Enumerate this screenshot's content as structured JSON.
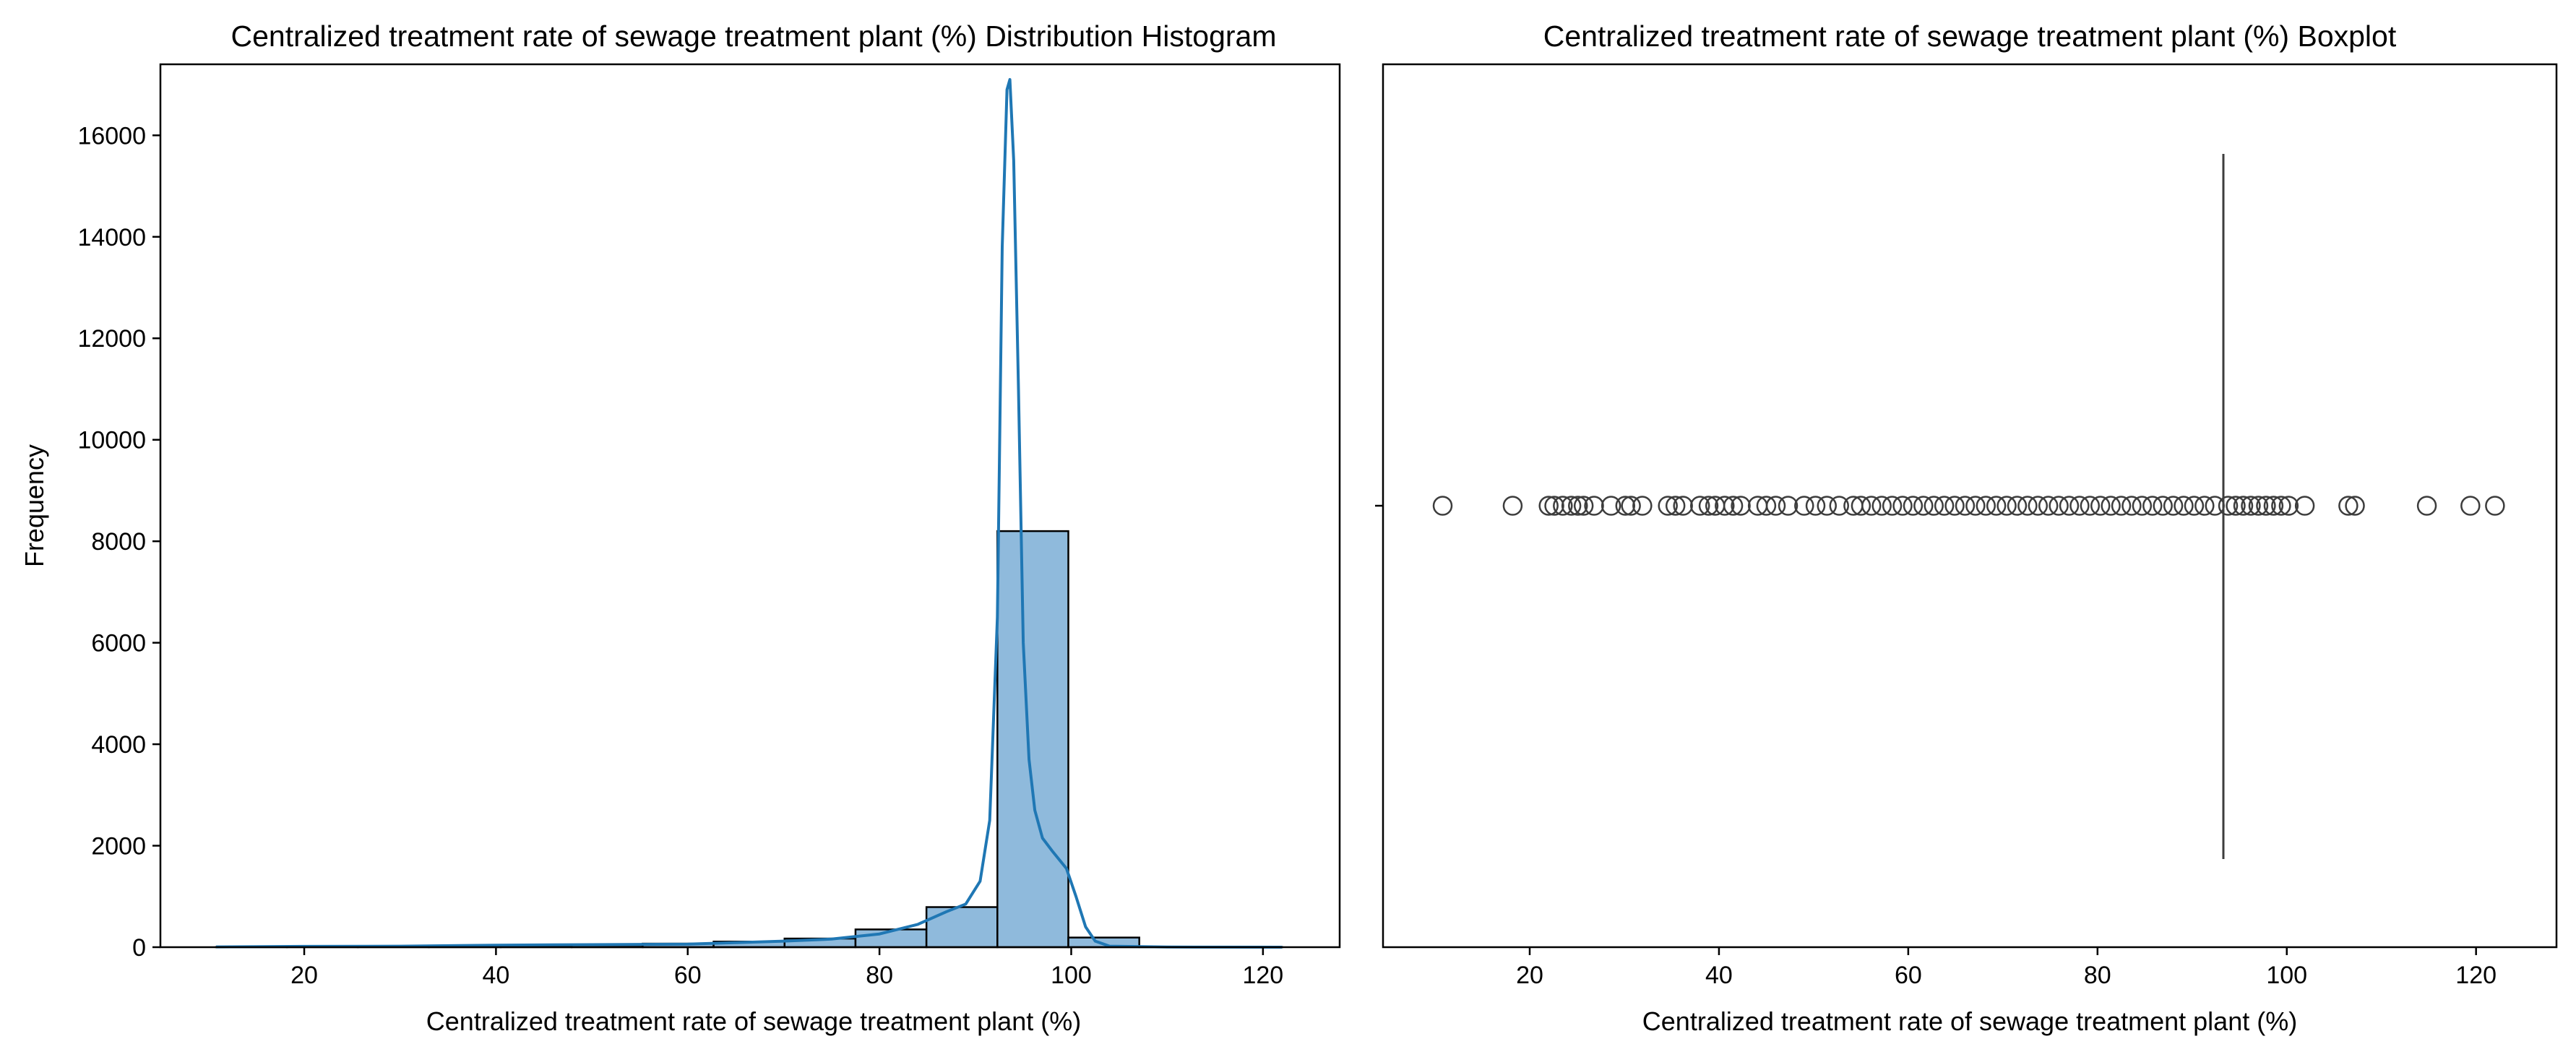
{
  "chart_data": [
    {
      "type": "bar",
      "subtype": "histogram with kde",
      "title": "Centralized treatment rate of sewage treatment plant (%) Distribution Histogram",
      "xlabel": "Centralized treatment rate of sewage treatment plant (%)",
      "ylabel": "Frequency",
      "xlim": [
        5,
        128
      ],
      "ylim": [
        0,
        17400
      ],
      "xticks": [
        20,
        40,
        60,
        80,
        100,
        120
      ],
      "yticks": [
        0,
        2000,
        4000,
        6000,
        8000,
        10000,
        12000,
        14000,
        16000
      ],
      "grid": false,
      "colors": {
        "bar_fill": "#8fbadc",
        "bar_edge": "#000000",
        "kde": "#1f77b4"
      },
      "bins": [
        {
          "x0": 10.8,
          "x1": 18.2,
          "count": 3
        },
        {
          "x0": 18.2,
          "x1": 25.6,
          "count": 8
        },
        {
          "x0": 25.6,
          "x1": 33.0,
          "count": 10
        },
        {
          "x0": 33.0,
          "x1": 40.5,
          "count": 18
        },
        {
          "x0": 40.5,
          "x1": 47.9,
          "count": 30
        },
        {
          "x0": 47.9,
          "x1": 55.3,
          "count": 40
        },
        {
          "x0": 55.3,
          "x1": 62.7,
          "count": 70
        },
        {
          "x0": 62.7,
          "x1": 70.1,
          "count": 110
        },
        {
          "x0": 70.1,
          "x1": 77.5,
          "count": 170
        },
        {
          "x0": 77.5,
          "x1": 84.9,
          "count": 350
        },
        {
          "x0": 84.9,
          "x1": 92.3,
          "count": 790
        },
        {
          "x0": 92.3,
          "x1": 99.7,
          "count": 8200
        },
        {
          "x0": 99.7,
          "x1": 107.1,
          "count": 190
        },
        {
          "x0": 107.1,
          "x1": 114.6,
          "count": 5
        },
        {
          "x0": 114.6,
          "x1": 122.0,
          "count": 3
        }
      ],
      "kde": {
        "x": [
          10.8,
          20,
          30,
          40,
          50,
          60,
          65,
          70,
          75,
          80,
          84,
          87,
          89,
          90.5,
          91.5,
          92.3,
          92.8,
          93.3,
          93.6,
          94.0,
          94.5,
          95.0,
          95.6,
          96.2,
          97,
          98,
          99.5,
          100.5,
          101.5,
          102.5,
          104,
          110,
          122
        ],
        "y": [
          5,
          15,
          20,
          40,
          50,
          60,
          90,
          120,
          160,
          260,
          450,
          700,
          850,
          1300,
          2500,
          6500,
          13800,
          16900,
          17100,
          15500,
          11000,
          6000,
          3700,
          2700,
          2150,
          1900,
          1550,
          1000,
          400,
          120,
          20,
          3,
          0
        ]
      }
    },
    {
      "type": "boxplot",
      "title": "Centralized treatment rate of sewage treatment plant (%) Boxplot",
      "xlabel": "Centralized treatment rate of sewage treatment plant (%)",
      "xlim": [
        4.5,
        128.5
      ],
      "xticks": [
        20,
        40,
        60,
        80,
        100,
        120
      ],
      "grid": false,
      "colors": {
        "box": "#3d3d3d",
        "outlier_edge": "#3d3d3d"
      },
      "box": {
        "q1": 93.3,
        "median": 93.3,
        "q3": 93.3,
        "whisker_low": 93.3,
        "whisker_high": 93.3
      },
      "outliers": [
        10.8,
        18.2,
        22.0,
        22.6,
        23.5,
        24.4,
        25.1,
        25.7,
        26.8,
        28.6,
        30.1,
        30.7,
        31.9,
        34.6,
        35.4,
        36.2,
        38.0,
        38.9,
        39.6,
        40.6,
        41.5,
        42.3,
        44.1,
        45.0,
        46.0,
        47.3,
        49.0,
        50.2,
        51.4,
        52.7,
        54.2,
        55.0,
        56.1,
        57.2,
        58.3,
        59.4,
        60.5,
        61.6,
        62.7,
        63.8,
        64.9,
        66.0,
        67.1,
        68.2,
        69.3,
        70.4,
        71.5,
        72.6,
        73.7,
        74.8,
        75.9,
        77.0,
        78.1,
        79.2,
        80.3,
        81.4,
        82.5,
        83.6,
        84.7,
        85.8,
        86.9,
        88.0,
        89.1,
        90.2,
        91.3,
        92.4,
        93.8,
        94.6,
        95.4,
        96.2,
        97.0,
        97.8,
        98.6,
        99.4,
        100.2,
        101.9,
        106.5,
        107.2,
        114.8,
        119.4,
        122.0
      ]
    }
  ]
}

⁂

GIVEN INSTRUCTION - Look through the data above. Each line containing the word "title" needs to be copied.

IN RESPONSE -
      "title": "Centralized treatment rate of sewage treatment plant (%) Distribution Histogram",
      "title": "Centralized treatment rate of sewage treatment plant (%) Boxplot",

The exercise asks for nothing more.